| TASK BRIEF |
Omitting all pictures, print the lines of the listing from the one containing "Reverse-engineer this chart into JSON." through the final line, both ends included, with no other text.
### STORED DATA
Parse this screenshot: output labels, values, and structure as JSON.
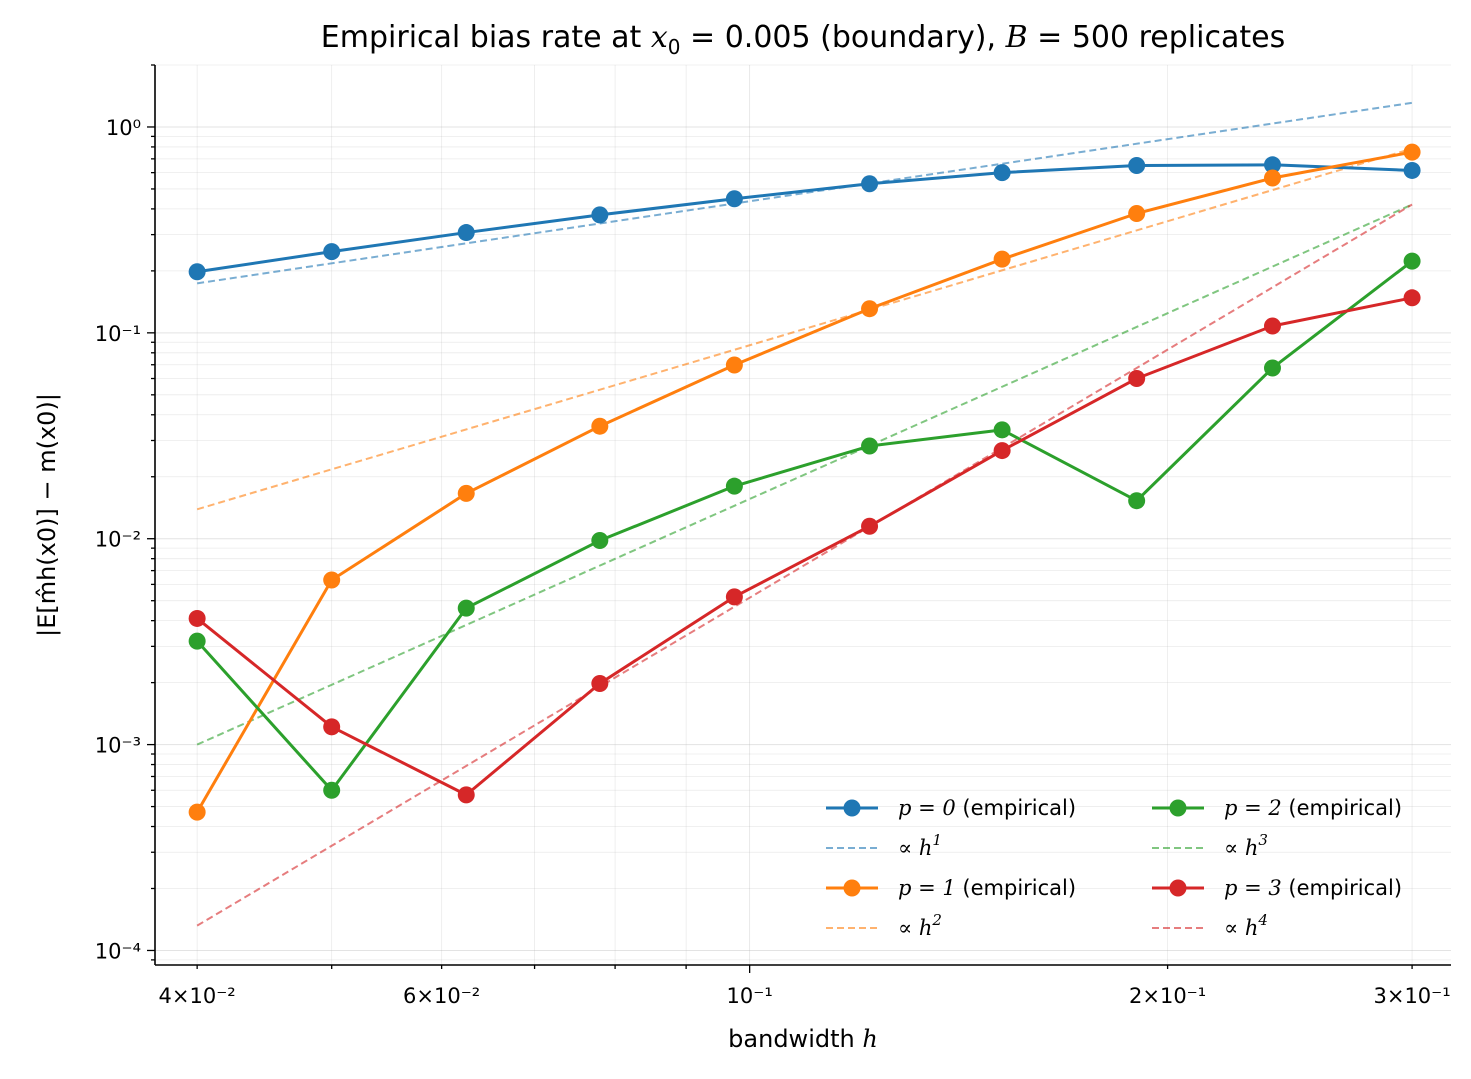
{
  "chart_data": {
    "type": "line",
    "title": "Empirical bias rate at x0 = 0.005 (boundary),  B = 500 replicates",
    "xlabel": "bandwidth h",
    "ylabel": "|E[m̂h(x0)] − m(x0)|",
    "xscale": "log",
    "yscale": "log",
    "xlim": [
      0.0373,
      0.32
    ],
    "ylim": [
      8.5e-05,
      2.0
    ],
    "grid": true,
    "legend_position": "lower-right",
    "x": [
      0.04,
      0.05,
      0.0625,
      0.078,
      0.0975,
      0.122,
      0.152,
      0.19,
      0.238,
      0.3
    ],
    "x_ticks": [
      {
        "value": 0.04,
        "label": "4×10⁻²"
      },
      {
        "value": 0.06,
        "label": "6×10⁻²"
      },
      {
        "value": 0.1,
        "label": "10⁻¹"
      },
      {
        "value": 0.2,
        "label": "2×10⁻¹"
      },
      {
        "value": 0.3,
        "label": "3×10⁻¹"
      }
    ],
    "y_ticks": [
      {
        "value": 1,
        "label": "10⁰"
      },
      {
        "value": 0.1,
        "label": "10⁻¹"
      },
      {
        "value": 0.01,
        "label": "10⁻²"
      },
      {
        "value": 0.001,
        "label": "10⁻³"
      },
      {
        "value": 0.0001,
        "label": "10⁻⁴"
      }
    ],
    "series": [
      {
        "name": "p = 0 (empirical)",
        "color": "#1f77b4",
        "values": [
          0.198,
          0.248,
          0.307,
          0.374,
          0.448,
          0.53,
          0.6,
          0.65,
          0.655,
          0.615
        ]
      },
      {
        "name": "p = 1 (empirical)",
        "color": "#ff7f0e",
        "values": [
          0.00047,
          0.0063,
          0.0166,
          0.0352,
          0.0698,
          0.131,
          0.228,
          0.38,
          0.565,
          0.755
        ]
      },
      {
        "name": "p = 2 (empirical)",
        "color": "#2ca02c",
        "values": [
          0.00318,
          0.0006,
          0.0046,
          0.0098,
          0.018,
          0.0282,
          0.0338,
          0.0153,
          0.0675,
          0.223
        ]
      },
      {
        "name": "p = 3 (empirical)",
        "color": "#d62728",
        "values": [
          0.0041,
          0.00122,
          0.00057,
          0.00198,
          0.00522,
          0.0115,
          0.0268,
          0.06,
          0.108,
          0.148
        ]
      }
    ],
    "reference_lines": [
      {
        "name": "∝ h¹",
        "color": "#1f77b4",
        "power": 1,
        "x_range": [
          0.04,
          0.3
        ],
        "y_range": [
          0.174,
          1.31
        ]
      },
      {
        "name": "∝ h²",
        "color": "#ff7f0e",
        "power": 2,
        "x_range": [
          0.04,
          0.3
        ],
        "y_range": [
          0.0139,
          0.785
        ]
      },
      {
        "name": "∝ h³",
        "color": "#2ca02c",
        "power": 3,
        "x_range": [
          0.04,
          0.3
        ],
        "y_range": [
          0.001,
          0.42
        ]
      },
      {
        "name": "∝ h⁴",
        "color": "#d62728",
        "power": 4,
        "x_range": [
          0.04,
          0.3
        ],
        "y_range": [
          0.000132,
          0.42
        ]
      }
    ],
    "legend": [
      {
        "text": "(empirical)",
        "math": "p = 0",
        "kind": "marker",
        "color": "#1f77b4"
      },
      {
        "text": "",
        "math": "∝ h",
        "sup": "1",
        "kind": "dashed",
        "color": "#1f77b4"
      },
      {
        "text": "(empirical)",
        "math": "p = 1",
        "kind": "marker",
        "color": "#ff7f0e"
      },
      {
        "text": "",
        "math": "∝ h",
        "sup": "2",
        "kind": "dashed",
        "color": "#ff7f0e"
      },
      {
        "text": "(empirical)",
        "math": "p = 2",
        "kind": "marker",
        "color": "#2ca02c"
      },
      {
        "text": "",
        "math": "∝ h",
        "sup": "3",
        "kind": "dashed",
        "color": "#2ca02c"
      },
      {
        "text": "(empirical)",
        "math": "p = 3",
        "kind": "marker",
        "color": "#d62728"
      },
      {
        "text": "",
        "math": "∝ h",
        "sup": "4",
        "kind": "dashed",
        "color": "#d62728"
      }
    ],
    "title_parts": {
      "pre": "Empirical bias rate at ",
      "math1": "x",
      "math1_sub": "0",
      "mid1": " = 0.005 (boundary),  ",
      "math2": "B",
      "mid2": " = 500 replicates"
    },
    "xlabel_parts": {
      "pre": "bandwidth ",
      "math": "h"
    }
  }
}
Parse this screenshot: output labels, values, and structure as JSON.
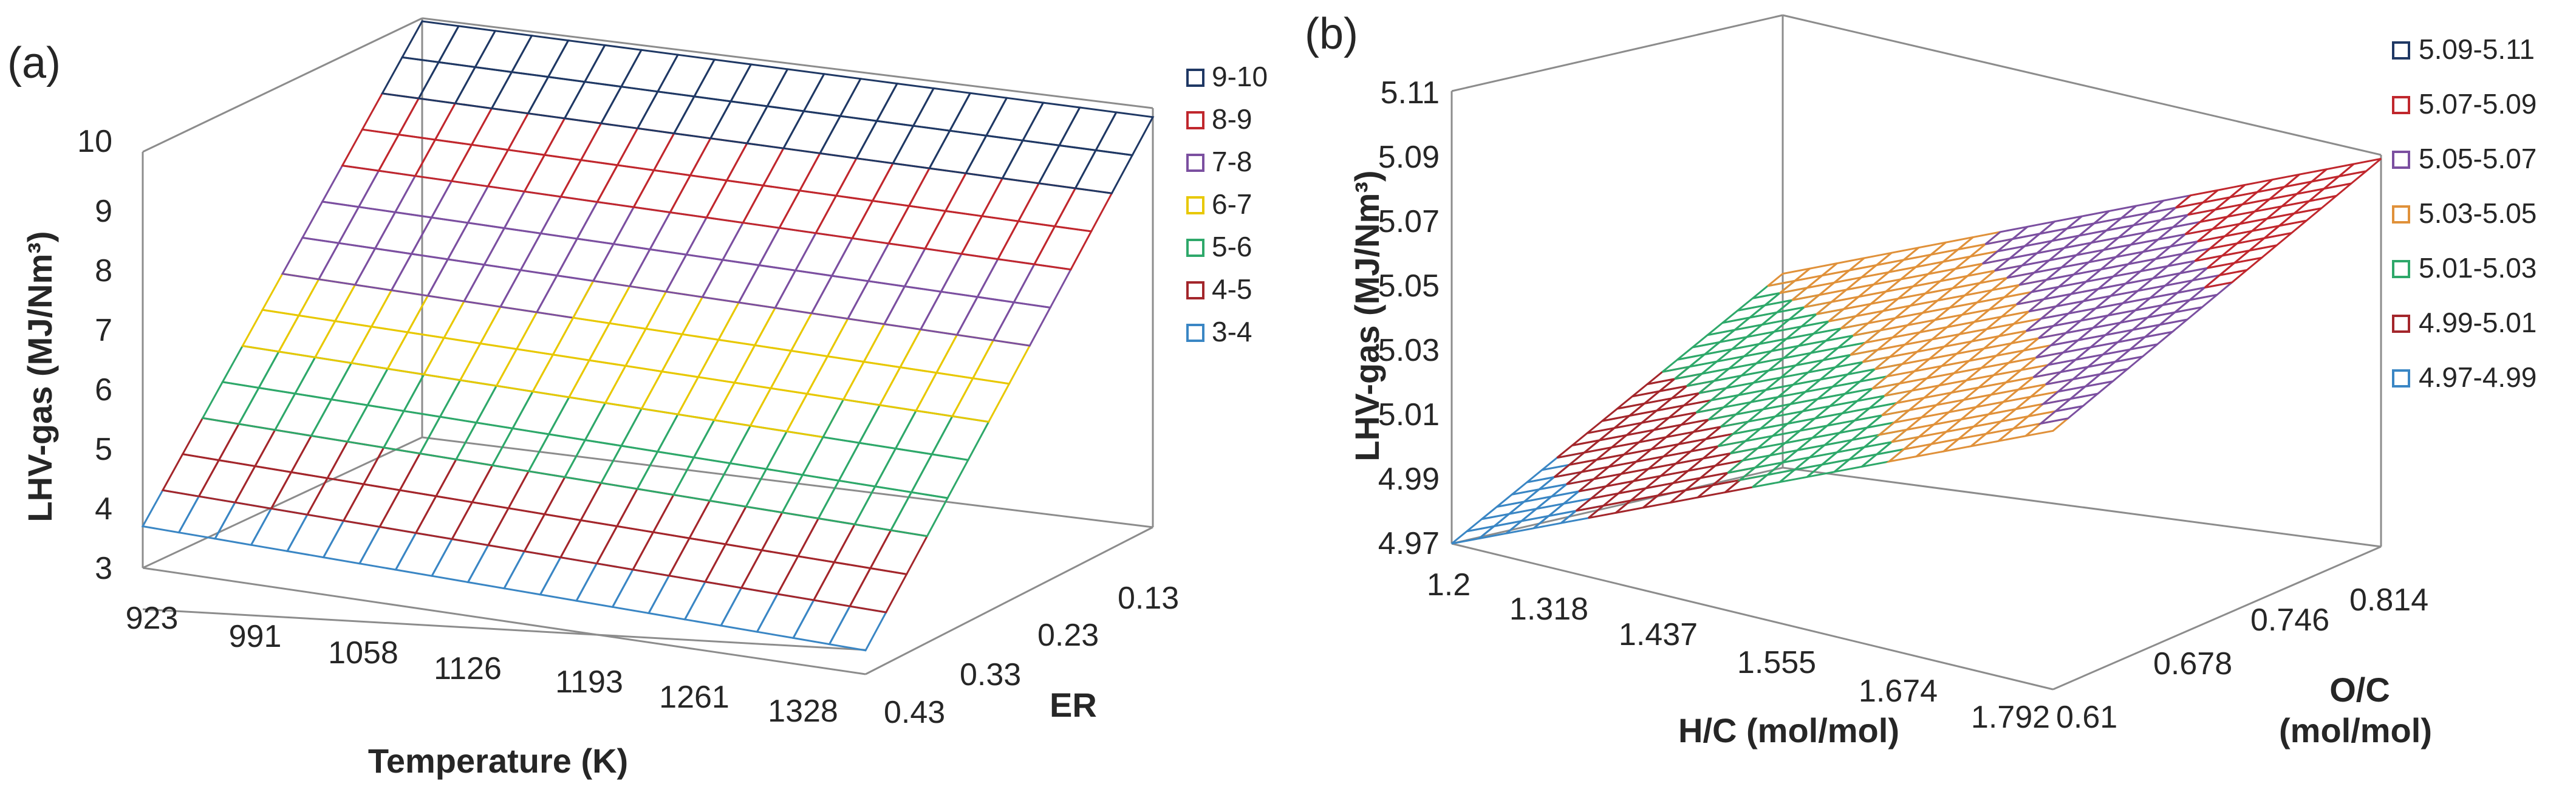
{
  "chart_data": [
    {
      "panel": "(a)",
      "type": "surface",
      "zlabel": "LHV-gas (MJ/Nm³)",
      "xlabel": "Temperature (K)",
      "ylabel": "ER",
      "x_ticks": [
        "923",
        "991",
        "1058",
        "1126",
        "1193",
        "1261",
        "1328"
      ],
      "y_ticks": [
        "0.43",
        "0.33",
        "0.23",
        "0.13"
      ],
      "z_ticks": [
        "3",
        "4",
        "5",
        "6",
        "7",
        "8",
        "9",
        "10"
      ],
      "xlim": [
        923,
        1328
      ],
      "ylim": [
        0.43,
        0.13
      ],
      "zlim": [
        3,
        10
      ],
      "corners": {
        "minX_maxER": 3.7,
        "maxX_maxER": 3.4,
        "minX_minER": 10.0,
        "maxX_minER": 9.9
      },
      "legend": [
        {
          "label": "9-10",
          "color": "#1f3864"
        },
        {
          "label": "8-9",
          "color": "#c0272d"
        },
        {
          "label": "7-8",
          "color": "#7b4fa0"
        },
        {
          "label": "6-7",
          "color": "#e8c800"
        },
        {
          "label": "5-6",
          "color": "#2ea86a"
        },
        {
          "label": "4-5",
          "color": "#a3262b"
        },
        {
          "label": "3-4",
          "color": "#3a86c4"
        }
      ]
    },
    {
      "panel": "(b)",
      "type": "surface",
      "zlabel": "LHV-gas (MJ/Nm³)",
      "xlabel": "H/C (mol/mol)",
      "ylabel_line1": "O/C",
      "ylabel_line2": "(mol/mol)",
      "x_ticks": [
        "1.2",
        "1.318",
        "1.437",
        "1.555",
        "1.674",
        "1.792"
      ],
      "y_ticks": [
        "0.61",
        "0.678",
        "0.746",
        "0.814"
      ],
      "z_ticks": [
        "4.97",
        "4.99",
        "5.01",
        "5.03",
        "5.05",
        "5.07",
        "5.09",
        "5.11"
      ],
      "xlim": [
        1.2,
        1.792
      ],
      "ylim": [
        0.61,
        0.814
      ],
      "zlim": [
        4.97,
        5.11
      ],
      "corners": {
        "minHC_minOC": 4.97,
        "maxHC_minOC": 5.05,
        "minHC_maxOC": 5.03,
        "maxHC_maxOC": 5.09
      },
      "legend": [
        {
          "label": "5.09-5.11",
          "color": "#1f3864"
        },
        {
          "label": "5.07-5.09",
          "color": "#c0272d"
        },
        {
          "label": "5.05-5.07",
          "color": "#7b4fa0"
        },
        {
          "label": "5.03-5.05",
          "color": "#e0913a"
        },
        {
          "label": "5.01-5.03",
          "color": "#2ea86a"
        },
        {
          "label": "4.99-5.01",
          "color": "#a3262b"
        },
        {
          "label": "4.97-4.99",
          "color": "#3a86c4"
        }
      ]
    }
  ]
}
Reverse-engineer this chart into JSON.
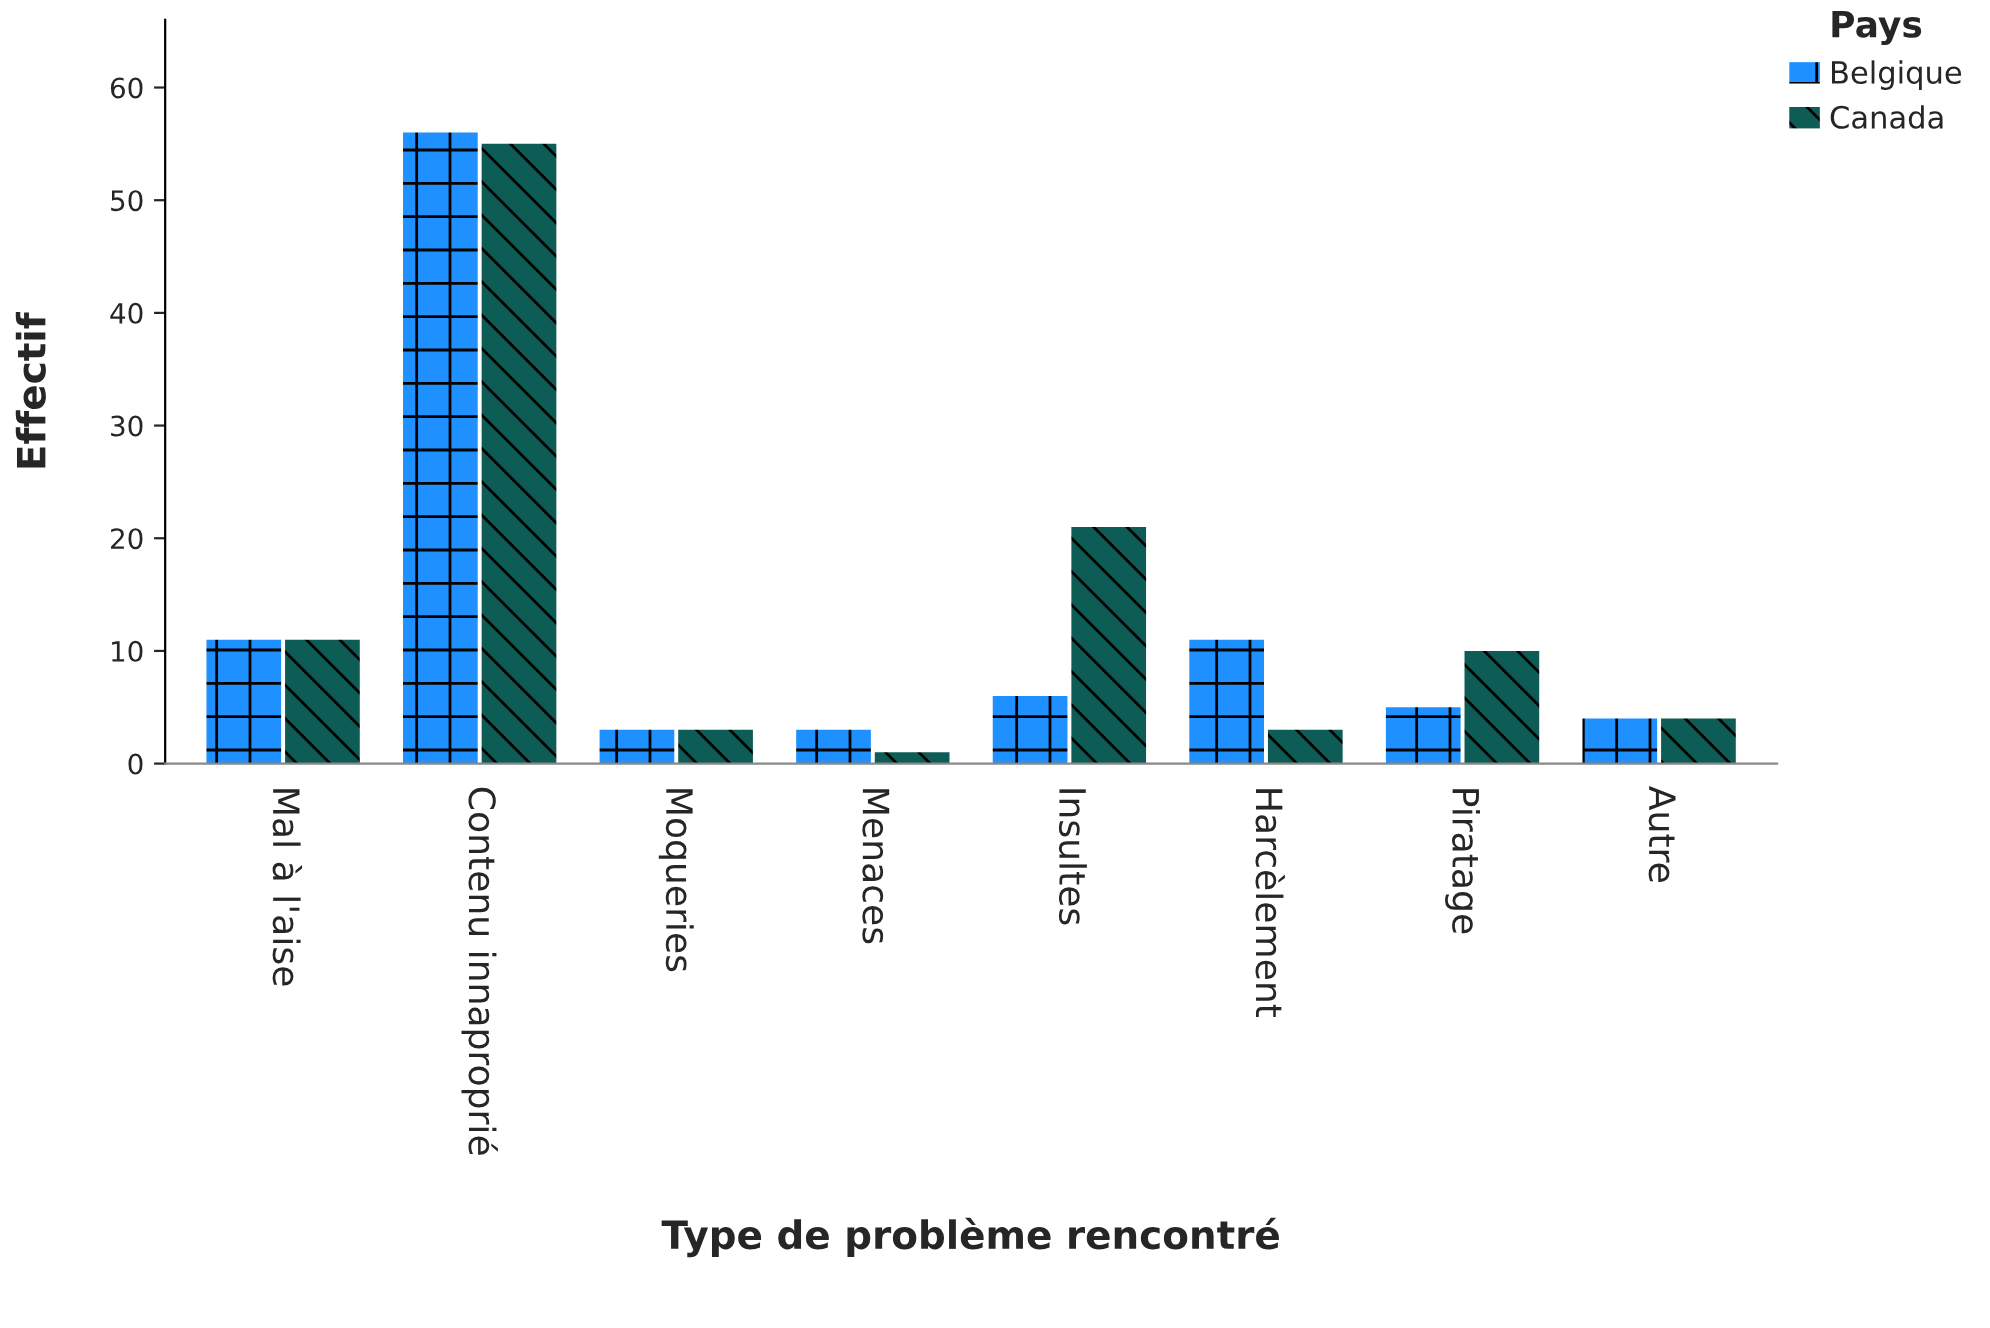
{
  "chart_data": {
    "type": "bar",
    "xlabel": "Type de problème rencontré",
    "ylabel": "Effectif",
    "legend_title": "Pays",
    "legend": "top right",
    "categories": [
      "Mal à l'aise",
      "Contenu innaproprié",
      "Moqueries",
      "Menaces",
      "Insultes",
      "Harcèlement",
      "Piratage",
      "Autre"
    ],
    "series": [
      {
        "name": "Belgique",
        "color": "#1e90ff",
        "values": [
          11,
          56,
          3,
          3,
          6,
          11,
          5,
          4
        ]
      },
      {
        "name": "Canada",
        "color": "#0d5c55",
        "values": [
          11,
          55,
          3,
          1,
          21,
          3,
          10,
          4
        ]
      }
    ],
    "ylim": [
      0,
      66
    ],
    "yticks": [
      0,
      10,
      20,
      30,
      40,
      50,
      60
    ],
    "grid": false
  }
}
######
| RESPONSE TO THE EXERCISE |
Reverse-engineer this chart into JSON.
{
  "chart_data": {
    "type": "bar",
    "xlabel": "Type de problème rencontré",
    "ylabel": "Effectif",
    "legend_title": "Pays",
    "legend": "top right",
    "categories": [
      "Mal à l'aise",
      "Contenu innaproprié",
      "Moqueries",
      "Menaces",
      "Insultes",
      "Harcèlement",
      "Piratage",
      "Autre"
    ],
    "series": [
      {
        "name": "Belgique",
        "color": "#1e90ff",
        "values": [
          11,
          56,
          3,
          3,
          6,
          11,
          5,
          4
        ]
      },
      {
        "name": "Canada",
        "color": "#0d5c55",
        "values": [
          11,
          55,
          3,
          1,
          21,
          3,
          10,
          4
        ]
      }
    ],
    "ylim": [
      0,
      66
    ],
    "yticks": [
      0,
      10,
      20,
      30,
      40,
      50,
      60
    ],
    "grid": false
  }
}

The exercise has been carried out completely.